*** RECORDS SUPPLIED ***

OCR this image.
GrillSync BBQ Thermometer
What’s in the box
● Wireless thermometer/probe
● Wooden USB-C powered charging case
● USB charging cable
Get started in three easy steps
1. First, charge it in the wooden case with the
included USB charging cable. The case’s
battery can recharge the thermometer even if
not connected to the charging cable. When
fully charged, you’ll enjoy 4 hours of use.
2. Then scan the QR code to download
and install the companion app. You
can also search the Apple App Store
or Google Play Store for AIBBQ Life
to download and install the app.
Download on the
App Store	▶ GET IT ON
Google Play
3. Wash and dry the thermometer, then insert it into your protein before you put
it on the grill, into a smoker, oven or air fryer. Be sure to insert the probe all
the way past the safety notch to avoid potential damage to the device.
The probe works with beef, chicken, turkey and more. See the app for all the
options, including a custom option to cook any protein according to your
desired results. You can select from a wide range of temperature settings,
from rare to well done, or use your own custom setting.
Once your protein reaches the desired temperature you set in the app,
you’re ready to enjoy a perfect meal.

***

**PROBLEM STATEMENT**:
Complete, exact output of the records is expected.

**ANSWER FOR THE TASK**:
OCR this image.
GrillSync BBQ Thermometer
What’s in the box
● Wireless thermometer/probe
● Wooden USB-C powered charging case
● USB charging cable
Get started in three easy steps
1. First, charge it in the wooden case with the
included USB charging cable. The case’s
battery can recharge the thermometer even if
not connected to the charging cable. When
fully charged, you’ll enjoy 4 hours of use.
2. Then scan the QR code to download
and install the companion app. You
can also search the Apple App Store
or Google Play Store for AIBBQ Life
to download and install the app.
Download on the
App Store	▶ GET IT ON
Google Play
3. Wash and dry the thermometer, then insert it into your protein before you put
it on the grill, into a smoker, oven or air fryer. Be sure to insert the probe all
the way past the safety notch to avoid potential damage to the device.
The probe works with beef, chicken, turkey and more. See the app for all the
options, including a custom option to cook any protein according to your
desired results. You can select from a wide range of temperature settings,
from rare to well done, or use your own custom setting.
Once your protein reaches the desired temperature you set in the app,
you’re ready to enjoy a perfect meal.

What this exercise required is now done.